= INFORMATION PROVIDED =
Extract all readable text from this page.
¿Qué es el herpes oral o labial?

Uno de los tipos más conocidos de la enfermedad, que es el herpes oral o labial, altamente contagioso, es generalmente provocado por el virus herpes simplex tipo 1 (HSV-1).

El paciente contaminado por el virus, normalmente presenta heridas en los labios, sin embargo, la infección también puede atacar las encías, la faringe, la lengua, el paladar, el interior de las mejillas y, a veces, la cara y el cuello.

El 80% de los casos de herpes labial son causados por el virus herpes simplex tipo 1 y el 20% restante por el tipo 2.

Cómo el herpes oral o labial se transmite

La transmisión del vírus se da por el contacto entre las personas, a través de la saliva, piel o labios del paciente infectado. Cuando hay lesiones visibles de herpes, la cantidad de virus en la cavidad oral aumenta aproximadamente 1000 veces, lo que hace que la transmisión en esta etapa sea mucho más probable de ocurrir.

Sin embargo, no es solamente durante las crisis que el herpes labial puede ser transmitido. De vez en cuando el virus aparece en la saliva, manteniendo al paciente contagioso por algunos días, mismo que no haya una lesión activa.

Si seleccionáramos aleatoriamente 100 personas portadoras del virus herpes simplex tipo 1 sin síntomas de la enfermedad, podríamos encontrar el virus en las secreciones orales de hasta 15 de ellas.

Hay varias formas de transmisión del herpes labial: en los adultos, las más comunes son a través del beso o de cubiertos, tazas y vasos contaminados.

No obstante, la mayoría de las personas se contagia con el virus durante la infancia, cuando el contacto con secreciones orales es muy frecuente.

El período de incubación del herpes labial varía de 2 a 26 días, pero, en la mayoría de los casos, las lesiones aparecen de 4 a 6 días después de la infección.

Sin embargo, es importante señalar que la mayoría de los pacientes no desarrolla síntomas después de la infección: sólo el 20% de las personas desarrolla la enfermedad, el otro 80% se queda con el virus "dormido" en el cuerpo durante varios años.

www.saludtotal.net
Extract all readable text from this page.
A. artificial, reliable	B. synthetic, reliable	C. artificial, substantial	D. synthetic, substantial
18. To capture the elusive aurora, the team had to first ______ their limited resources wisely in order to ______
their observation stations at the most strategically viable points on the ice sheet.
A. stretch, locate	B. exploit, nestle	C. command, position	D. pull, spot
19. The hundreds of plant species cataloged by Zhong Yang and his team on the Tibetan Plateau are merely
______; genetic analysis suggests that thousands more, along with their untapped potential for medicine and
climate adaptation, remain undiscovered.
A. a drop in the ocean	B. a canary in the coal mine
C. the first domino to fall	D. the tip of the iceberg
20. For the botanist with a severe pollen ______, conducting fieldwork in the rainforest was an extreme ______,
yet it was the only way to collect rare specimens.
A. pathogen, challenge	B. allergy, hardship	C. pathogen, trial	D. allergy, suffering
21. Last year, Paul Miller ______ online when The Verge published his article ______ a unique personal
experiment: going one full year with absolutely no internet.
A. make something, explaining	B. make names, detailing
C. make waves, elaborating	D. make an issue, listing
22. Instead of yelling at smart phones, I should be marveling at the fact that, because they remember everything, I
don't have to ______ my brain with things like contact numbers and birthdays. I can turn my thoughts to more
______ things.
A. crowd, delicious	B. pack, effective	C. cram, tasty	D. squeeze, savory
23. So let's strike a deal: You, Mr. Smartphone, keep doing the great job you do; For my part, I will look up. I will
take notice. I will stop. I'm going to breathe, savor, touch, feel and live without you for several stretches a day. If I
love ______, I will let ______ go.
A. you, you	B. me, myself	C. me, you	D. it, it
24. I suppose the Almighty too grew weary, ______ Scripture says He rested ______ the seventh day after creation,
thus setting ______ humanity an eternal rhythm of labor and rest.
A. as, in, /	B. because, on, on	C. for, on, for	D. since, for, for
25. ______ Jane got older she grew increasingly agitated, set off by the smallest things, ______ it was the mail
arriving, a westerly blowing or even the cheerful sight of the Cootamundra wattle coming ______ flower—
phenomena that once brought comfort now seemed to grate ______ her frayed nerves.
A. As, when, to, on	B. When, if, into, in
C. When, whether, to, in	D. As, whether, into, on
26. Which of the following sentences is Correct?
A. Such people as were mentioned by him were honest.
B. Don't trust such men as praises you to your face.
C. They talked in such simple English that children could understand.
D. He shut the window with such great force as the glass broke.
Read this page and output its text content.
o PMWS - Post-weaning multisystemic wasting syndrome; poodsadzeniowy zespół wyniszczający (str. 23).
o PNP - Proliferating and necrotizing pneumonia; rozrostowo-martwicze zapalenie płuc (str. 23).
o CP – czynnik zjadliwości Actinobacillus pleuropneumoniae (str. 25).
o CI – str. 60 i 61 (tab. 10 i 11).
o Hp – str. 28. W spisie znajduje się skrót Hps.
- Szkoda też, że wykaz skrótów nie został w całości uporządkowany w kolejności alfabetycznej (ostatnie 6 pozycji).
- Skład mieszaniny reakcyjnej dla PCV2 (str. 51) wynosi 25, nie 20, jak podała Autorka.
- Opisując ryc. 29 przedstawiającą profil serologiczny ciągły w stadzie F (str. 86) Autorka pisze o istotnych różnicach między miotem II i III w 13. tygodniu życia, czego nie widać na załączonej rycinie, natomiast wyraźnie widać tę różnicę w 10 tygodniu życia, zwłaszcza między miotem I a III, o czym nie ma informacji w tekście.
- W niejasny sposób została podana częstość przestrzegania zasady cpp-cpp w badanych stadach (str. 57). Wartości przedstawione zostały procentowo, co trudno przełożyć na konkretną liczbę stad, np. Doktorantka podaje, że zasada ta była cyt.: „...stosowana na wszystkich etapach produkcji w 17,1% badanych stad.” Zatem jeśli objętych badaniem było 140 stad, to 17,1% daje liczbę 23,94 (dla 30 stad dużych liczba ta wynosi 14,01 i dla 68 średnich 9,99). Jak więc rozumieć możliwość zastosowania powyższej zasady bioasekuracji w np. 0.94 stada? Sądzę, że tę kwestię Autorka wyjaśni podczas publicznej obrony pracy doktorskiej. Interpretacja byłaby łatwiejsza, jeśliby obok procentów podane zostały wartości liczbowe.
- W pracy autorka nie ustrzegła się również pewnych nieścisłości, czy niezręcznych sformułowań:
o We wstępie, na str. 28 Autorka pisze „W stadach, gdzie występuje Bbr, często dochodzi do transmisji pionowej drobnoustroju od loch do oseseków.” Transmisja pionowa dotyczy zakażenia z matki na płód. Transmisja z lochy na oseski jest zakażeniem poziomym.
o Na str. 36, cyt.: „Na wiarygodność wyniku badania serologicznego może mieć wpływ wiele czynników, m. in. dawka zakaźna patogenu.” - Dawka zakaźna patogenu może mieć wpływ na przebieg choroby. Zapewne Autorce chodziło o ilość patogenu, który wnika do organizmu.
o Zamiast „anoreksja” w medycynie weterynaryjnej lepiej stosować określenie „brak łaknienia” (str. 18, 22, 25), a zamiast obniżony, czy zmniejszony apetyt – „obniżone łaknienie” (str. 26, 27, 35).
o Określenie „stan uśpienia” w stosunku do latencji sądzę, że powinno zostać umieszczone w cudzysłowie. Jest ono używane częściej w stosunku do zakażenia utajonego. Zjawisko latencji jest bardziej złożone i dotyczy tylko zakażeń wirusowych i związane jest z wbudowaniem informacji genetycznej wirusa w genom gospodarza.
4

= PROMPT =
Could you filter the material above and copy each line that holds the word "transmisión"?

= EXPECTED OUTPUT =
La transmisión del vírus se da por el contacto entre las personas, a través de la saliva, piel o labios del paciente infectado. Cuando hay lesiones visibles de herpes, la cantidad de virus en la cavidad oral aumenta aproximadamente 1000 veces, lo que hace que la transmisión en esta etapa sea mucho más probable de ocurrir.
Hay varias formas de transmisión del herpes labial: en los adultos, las más comunes son a través del beso o de cubiertos, tazas y vasos contaminados.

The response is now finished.